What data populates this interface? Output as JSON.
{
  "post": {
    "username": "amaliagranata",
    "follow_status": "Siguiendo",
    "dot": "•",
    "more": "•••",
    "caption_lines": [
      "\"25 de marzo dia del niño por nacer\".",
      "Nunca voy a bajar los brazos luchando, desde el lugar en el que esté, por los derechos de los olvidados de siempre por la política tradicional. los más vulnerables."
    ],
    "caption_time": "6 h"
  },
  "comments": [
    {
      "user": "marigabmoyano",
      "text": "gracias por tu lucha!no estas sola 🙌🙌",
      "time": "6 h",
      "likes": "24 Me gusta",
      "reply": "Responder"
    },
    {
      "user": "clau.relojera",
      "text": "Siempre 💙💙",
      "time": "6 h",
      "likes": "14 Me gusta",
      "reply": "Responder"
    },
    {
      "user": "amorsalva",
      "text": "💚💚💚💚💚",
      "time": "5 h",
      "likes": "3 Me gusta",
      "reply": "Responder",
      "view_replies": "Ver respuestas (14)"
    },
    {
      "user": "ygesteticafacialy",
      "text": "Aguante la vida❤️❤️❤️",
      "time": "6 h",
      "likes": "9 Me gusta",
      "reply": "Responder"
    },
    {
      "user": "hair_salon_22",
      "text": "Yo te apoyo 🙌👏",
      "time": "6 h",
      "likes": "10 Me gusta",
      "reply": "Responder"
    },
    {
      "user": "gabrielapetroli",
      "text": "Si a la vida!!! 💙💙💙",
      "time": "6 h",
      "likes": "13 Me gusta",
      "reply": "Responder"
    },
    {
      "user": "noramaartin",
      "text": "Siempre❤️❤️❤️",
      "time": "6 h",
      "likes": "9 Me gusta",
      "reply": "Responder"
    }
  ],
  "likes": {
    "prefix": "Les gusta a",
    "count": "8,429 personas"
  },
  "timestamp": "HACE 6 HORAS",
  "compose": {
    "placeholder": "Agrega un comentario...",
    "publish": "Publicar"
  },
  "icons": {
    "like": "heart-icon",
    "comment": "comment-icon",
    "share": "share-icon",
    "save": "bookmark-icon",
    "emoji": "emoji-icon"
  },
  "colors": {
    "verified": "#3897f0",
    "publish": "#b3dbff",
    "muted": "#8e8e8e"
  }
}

--

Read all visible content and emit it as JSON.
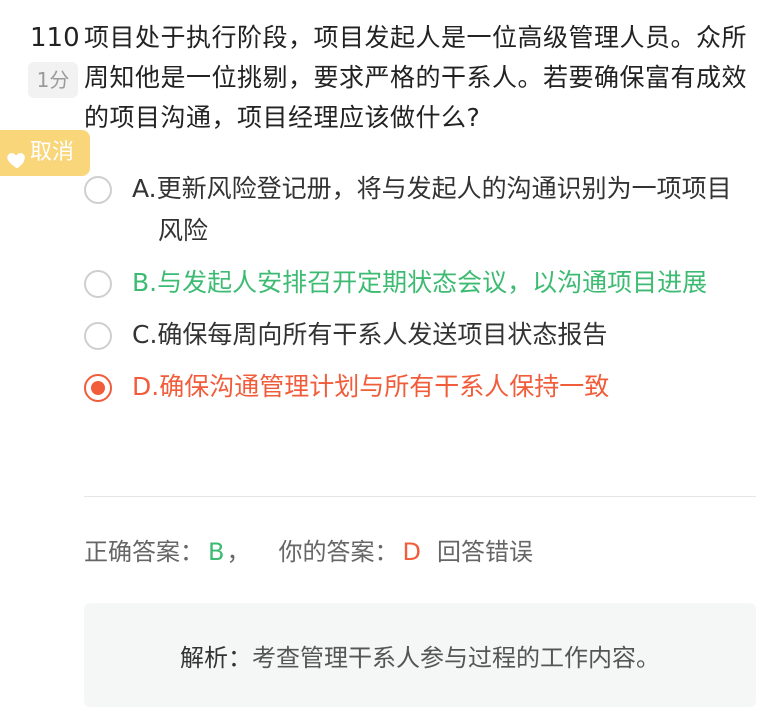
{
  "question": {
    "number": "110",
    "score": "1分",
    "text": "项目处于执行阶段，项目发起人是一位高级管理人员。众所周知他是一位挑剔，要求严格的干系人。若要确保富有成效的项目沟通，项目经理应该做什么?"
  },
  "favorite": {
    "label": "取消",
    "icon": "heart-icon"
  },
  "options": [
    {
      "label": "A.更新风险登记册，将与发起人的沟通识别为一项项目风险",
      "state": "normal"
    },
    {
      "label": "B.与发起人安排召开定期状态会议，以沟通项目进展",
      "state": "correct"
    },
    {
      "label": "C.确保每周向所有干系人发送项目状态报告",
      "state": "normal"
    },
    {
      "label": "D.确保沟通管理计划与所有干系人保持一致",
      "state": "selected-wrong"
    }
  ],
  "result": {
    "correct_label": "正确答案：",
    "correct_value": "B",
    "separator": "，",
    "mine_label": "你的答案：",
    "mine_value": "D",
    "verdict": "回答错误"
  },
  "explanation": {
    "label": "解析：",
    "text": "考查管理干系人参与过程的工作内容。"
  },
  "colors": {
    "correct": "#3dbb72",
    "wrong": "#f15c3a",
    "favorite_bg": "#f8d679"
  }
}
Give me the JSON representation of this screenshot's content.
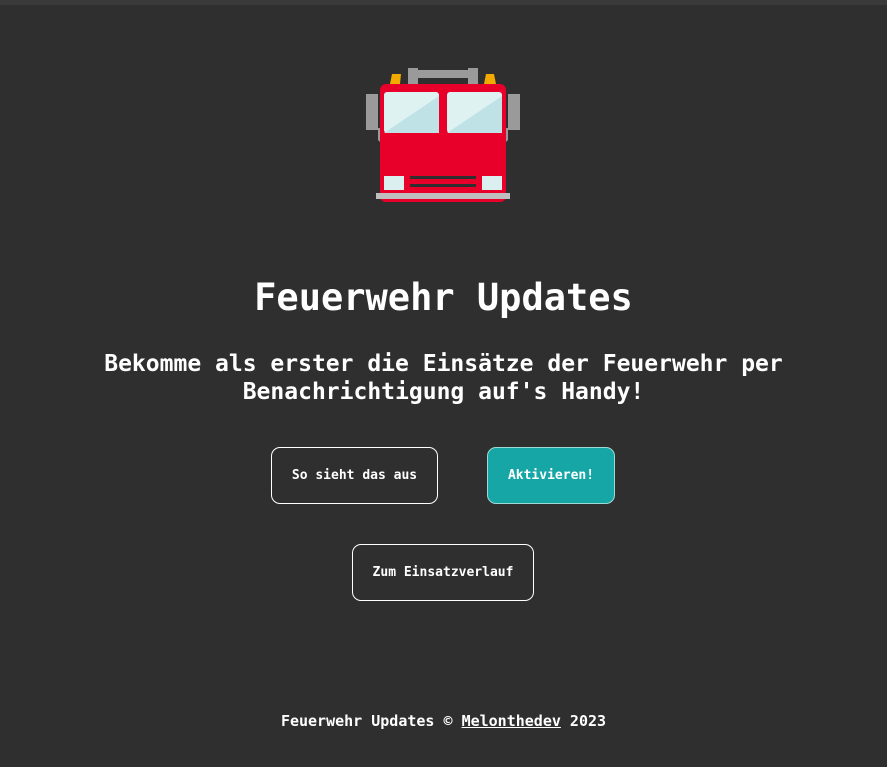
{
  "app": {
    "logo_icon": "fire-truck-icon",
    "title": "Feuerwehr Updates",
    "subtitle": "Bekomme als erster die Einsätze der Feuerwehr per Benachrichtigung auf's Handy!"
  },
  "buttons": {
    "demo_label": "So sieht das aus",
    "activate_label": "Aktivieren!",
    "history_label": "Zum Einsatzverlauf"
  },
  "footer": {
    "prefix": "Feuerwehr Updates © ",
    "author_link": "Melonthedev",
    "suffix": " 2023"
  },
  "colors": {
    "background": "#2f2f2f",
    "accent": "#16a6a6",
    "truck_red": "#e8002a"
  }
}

--

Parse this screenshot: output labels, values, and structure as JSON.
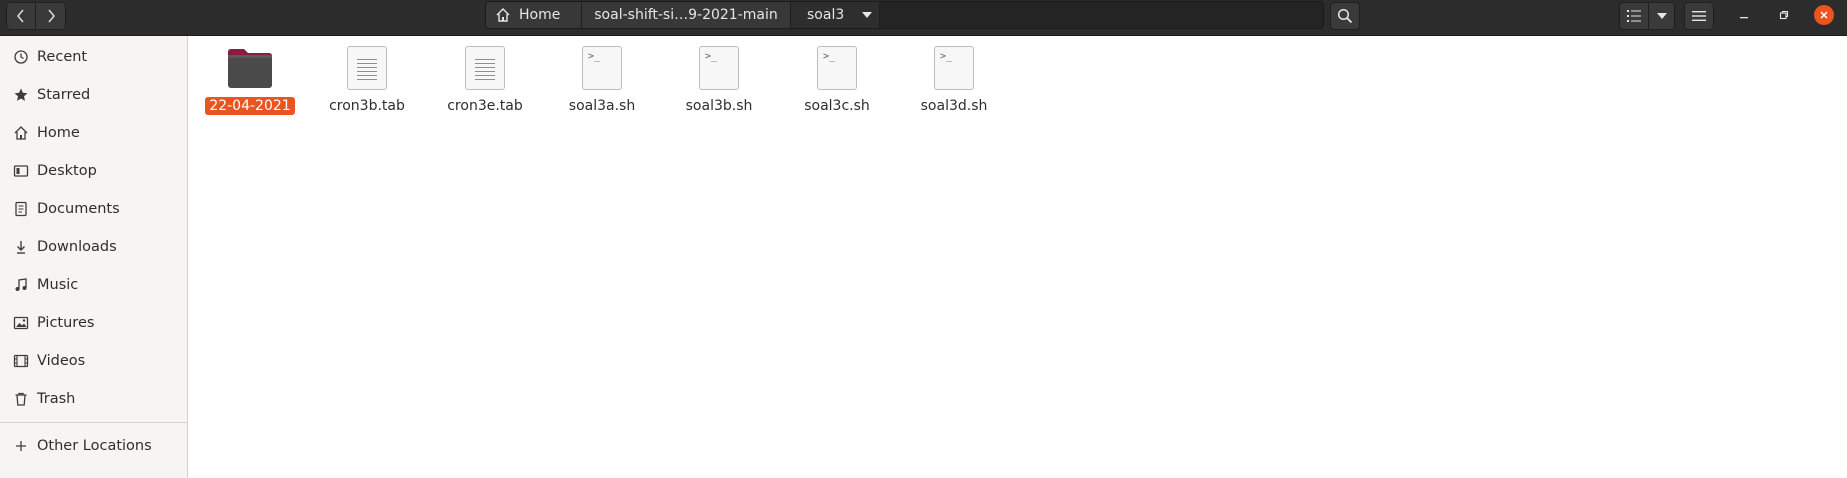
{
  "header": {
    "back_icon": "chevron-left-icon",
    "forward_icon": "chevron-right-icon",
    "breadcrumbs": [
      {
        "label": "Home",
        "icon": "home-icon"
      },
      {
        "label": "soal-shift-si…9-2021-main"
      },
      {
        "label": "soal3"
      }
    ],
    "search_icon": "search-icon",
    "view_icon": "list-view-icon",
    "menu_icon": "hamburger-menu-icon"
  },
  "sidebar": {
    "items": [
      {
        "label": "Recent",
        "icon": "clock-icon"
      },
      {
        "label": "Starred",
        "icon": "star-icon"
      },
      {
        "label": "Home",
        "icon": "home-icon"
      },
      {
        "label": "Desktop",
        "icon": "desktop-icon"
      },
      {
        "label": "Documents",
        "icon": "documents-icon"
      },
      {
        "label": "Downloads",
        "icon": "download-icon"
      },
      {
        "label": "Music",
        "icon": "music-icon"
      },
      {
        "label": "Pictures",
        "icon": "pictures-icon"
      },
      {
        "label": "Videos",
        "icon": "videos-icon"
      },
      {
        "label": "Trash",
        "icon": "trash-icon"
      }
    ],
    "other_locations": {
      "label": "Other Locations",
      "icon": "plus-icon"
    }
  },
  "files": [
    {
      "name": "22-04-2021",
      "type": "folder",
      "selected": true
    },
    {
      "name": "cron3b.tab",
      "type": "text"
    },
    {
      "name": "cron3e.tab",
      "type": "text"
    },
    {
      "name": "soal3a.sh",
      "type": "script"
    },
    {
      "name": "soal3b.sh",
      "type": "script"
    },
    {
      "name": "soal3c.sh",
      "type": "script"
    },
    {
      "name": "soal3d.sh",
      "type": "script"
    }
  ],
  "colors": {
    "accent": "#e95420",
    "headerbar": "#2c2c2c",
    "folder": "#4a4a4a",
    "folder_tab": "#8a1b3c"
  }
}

→ What you need to do: Find the lines with the string "state" and reproduce them.

→ Task result:
      "state": "normal"
      "state": "correct"
      "state": "normal"
      "state": "selected-wrong"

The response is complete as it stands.